*EXCERPTED RECORDS*.
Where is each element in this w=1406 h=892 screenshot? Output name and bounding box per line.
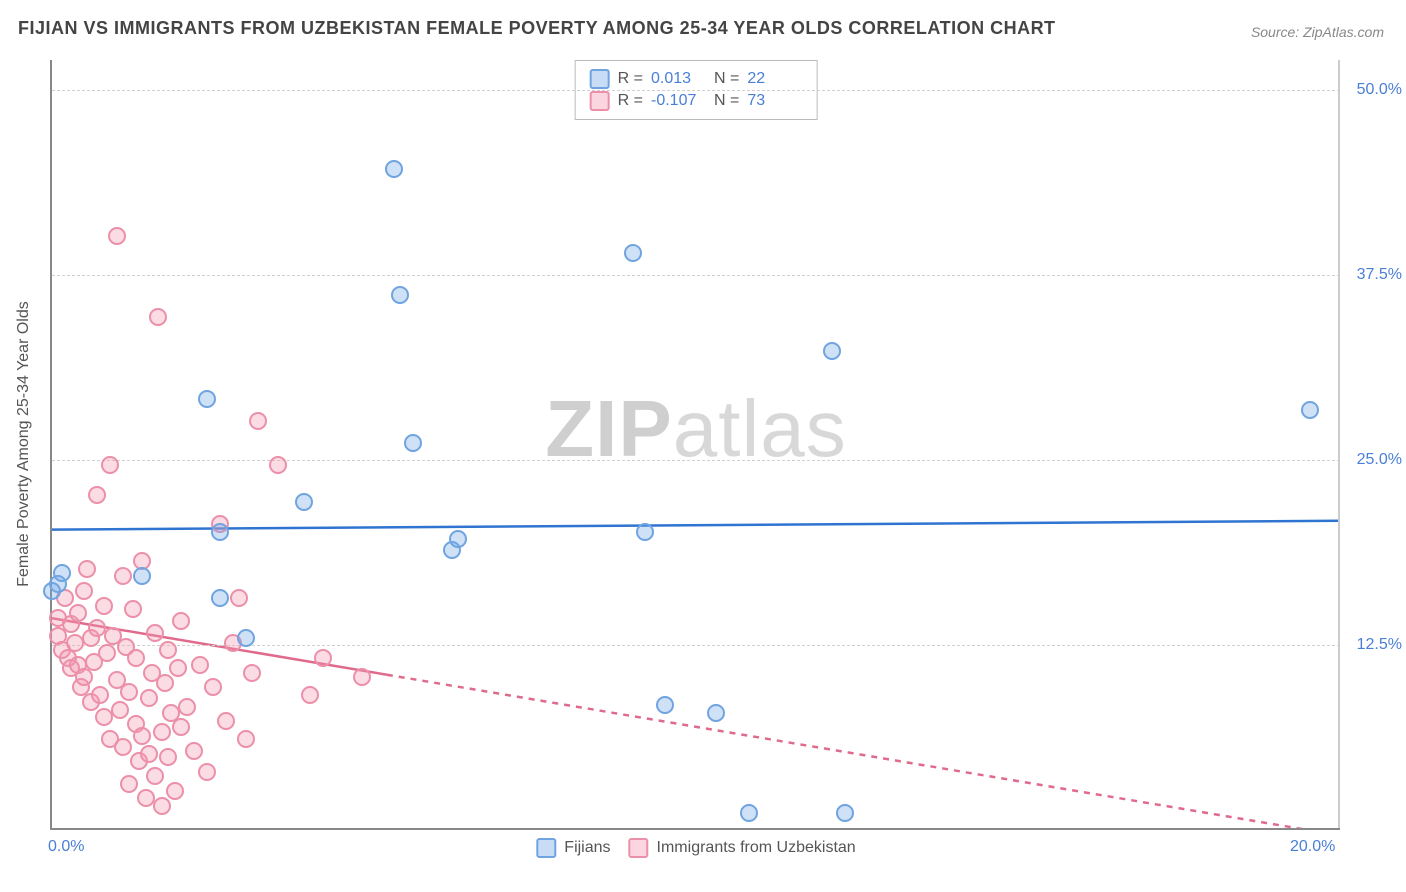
data-point [314, 649, 332, 667]
data-point [111, 701, 129, 719]
legend-swatch [629, 838, 649, 858]
r-value: -0.107 [651, 92, 706, 110]
data-point [108, 227, 126, 245]
x-tick-label: 20.0% [1290, 838, 1335, 856]
data-point [740, 804, 758, 822]
y-tick-label: 50.0% [1357, 81, 1402, 99]
data-point [211, 589, 229, 607]
data-point [75, 582, 93, 600]
legend-swatch [536, 838, 556, 858]
data-point [140, 689, 158, 707]
data-point [404, 434, 422, 452]
data-point [353, 668, 371, 686]
data-point [172, 612, 190, 630]
data-point [211, 523, 229, 541]
data-point [295, 493, 313, 511]
data-point [95, 597, 113, 615]
x-tick-label: 0.0% [48, 838, 84, 856]
data-point [624, 244, 642, 262]
data-point [249, 412, 267, 430]
legend-item: Immigrants from Uzbekistan [629, 838, 856, 858]
stats-row: R = -0.107 N = 73 [590, 91, 803, 111]
data-point [127, 649, 145, 667]
gridline [52, 275, 1340, 276]
chart-title: FIJIAN VS IMMIGRANTS FROM UZBEKISTAN FEM… [18, 18, 1056, 39]
gridline [52, 90, 1340, 91]
stats-row: R = 0.013 N = 22 [590, 69, 803, 89]
data-point [636, 523, 654, 541]
data-point [169, 659, 187, 677]
y-axis-label: Female Poverty Among 25-34 Year Olds [15, 301, 33, 587]
data-point [269, 456, 287, 474]
data-point [98, 644, 116, 662]
data-point [114, 738, 132, 756]
watermark: ZIPatlas [545, 383, 846, 475]
data-point [237, 730, 255, 748]
data-point [159, 748, 177, 766]
data-point [133, 727, 151, 745]
data-point [78, 560, 96, 578]
legend-item: Fijians [536, 838, 610, 858]
data-point [146, 624, 164, 642]
legend-swatch [590, 69, 610, 89]
data-point [101, 456, 119, 474]
data-point [823, 342, 841, 360]
data-point [185, 742, 203, 760]
data-point [153, 723, 171, 741]
data-point [140, 745, 158, 763]
data-point [91, 686, 109, 704]
data-point [385, 160, 403, 178]
data-point [178, 698, 196, 716]
data-point [120, 683, 138, 701]
data-point [146, 767, 164, 785]
data-point [172, 718, 190, 736]
data-point [69, 604, 87, 622]
data-point [166, 782, 184, 800]
n-label: N = [714, 70, 739, 88]
legend-label: Immigrants from Uzbekistan [657, 839, 856, 857]
data-point [449, 530, 467, 548]
plot-area: Female Poverty Among 25-34 Year Olds ZIP… [50, 60, 1340, 830]
data-point [198, 390, 216, 408]
data-point [159, 641, 177, 659]
r-label: R = [618, 70, 643, 88]
data-point [217, 712, 235, 730]
data-point [153, 797, 171, 815]
data-point [53, 564, 71, 582]
bottom-legend: Fijians Immigrants from Uzbekistan [536, 838, 855, 858]
data-point [243, 664, 261, 682]
data-point [836, 804, 854, 822]
data-point [230, 589, 248, 607]
y-tick-label: 25.0% [1357, 451, 1402, 469]
data-point [120, 775, 138, 793]
data-point [124, 600, 142, 618]
data-point [204, 678, 222, 696]
data-point [133, 567, 151, 585]
data-point [656, 696, 674, 714]
n-value: 22 [747, 70, 802, 88]
gridline [52, 460, 1340, 461]
data-point [114, 567, 132, 585]
r-value: 0.013 [651, 70, 706, 88]
legend-label: Fijians [564, 839, 610, 857]
n-value: 73 [747, 92, 802, 110]
data-point [198, 763, 216, 781]
data-point [43, 582, 61, 600]
data-point [707, 704, 725, 722]
data-point [1301, 401, 1319, 419]
data-point [391, 286, 409, 304]
source-label: Source: ZipAtlas.com [1251, 24, 1384, 40]
data-point [156, 674, 174, 692]
r-label: R = [618, 92, 643, 110]
data-point [301, 686, 319, 704]
data-point [88, 486, 106, 504]
n-label: N = [714, 92, 739, 110]
y-tick-label: 12.5% [1357, 636, 1402, 654]
data-point [149, 308, 167, 326]
data-point [237, 629, 255, 647]
y-tick-label: 37.5% [1357, 266, 1402, 284]
data-point [191, 656, 209, 674]
legend-swatch [590, 91, 610, 111]
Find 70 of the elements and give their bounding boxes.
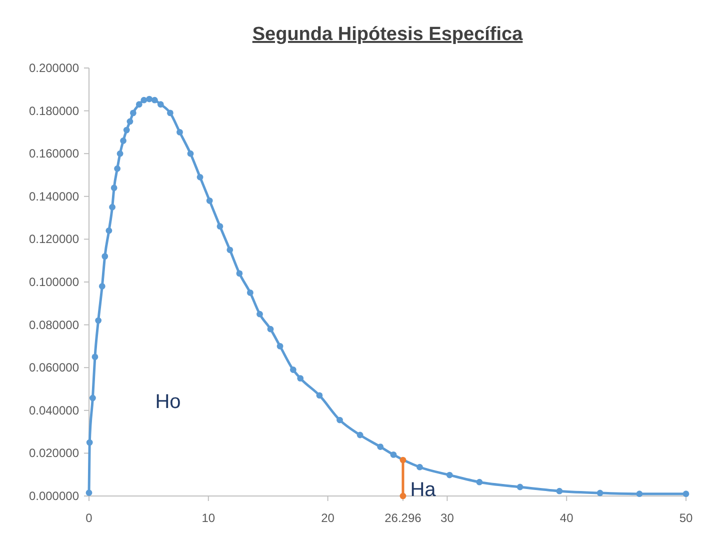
point xyxy=(636,490,643,498)
point xyxy=(256,310,263,318)
point xyxy=(297,375,304,382)
x-tick-label: 50 xyxy=(679,511,693,525)
point xyxy=(95,317,102,324)
point xyxy=(516,484,524,490)
point xyxy=(116,150,124,157)
point xyxy=(106,227,112,234)
point xyxy=(120,138,126,144)
point xyxy=(136,101,142,108)
point xyxy=(682,490,690,498)
y-tick-label: 0.000000 xyxy=(28,489,80,503)
point xyxy=(206,197,213,204)
point xyxy=(176,129,183,136)
point xyxy=(98,283,106,290)
y-tick-label: 0.140000 xyxy=(28,189,80,204)
point xyxy=(216,223,224,230)
annotation: Ha xyxy=(410,479,437,501)
point xyxy=(316,392,323,399)
point xyxy=(390,452,397,458)
x-tick-label: 26.296 xyxy=(384,511,422,525)
point xyxy=(109,204,116,210)
y-tick-label: 0.100000 xyxy=(28,275,80,289)
point xyxy=(166,110,174,116)
point xyxy=(416,464,423,470)
point xyxy=(596,490,604,496)
point xyxy=(90,394,96,402)
x-tick-label: 40 xyxy=(560,511,574,525)
point xyxy=(123,126,130,134)
y-tick-label: 0.180000 xyxy=(28,104,80,118)
point xyxy=(276,343,284,350)
point xyxy=(151,96,158,104)
point xyxy=(114,165,120,172)
point xyxy=(86,439,93,446)
point xyxy=(400,492,406,500)
point xyxy=(157,101,164,108)
point xyxy=(556,488,563,494)
y-tick-label: 0.060000 xyxy=(28,360,80,375)
point xyxy=(290,366,296,373)
y-tick-label: 0.080000 xyxy=(28,318,80,332)
x-tick-label: 30 xyxy=(440,511,454,525)
point xyxy=(140,96,148,104)
y-tick-label: 0.040000 xyxy=(28,403,80,418)
y-tick-label: 0.020000 xyxy=(28,446,80,460)
x-tick-label: 20 xyxy=(321,511,335,525)
x-tick-label: 10 xyxy=(202,511,216,525)
point xyxy=(377,444,384,450)
point xyxy=(267,326,274,332)
point xyxy=(336,416,343,424)
point xyxy=(236,270,243,277)
point xyxy=(476,478,483,486)
point xyxy=(356,432,364,438)
point xyxy=(102,253,108,260)
point xyxy=(92,354,98,360)
y-tick-label: 0.160000 xyxy=(28,146,80,161)
annotation: Ho xyxy=(155,391,181,413)
point xyxy=(110,184,118,192)
point xyxy=(126,118,134,125)
point xyxy=(130,110,136,116)
point xyxy=(146,96,152,102)
y-tick-label: 0.200000 xyxy=(28,61,80,75)
point xyxy=(226,246,234,254)
point xyxy=(246,290,254,296)
point xyxy=(187,150,194,157)
y-tick-label: 0.120000 xyxy=(28,232,80,246)
point xyxy=(196,174,204,180)
x-tick-label: 0 xyxy=(86,511,93,525)
point xyxy=(400,456,406,464)
point xyxy=(446,472,453,478)
chart-title: Segunda Hipótesis Específica xyxy=(252,24,524,45)
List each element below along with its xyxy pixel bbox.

*WHAT THE TASK REQUIRES*. Rewrite the lines of the records as a numbered list, starting at the line that has "data-point [314, 649, 332, 667]" and stopping after the line that has "data-point [127, 649, 145, 667]". Leave out any blank lines.

*SOLUTION TO THIS PROBLEM*.
1. data-point [314, 649, 332, 667]
2. data-point [111, 701, 129, 719]
3. legend-swatch [629, 838, 649, 858]
4. r-value: -0.107 [651, 92, 706, 110]
5. data-point [108, 227, 126, 245]
6. x-tick-label: 20.0% [1290, 838, 1335, 856]
7. data-point [740, 804, 758, 822]
8. y-tick-label: 50.0% [1357, 81, 1402, 99]
9. data-point [211, 589, 229, 607]
10. data-point [75, 582, 93, 600]
11. legend-swatch [536, 838, 556, 858]
12. data-point [140, 689, 158, 707]
13. data-point [404, 434, 422, 452]
14. data-point [353, 668, 371, 686]
15. data-point [172, 612, 190, 630]
16. data-point [211, 523, 229, 541]
17. data-point [295, 493, 313, 511]
18. data-point [95, 597, 113, 615]
19. x-tick-label: 0.0% [48, 838, 84, 856]
20. data-point [624, 244, 642, 262]
21. data-point [249, 412, 267, 430]
22. legend-item: Immigrants from Uzbekistan [629, 838, 856, 858]
23. stats-row: R = -0.107 N = 73 [590, 91, 803, 111]
24. data-point [127, 649, 145, 667]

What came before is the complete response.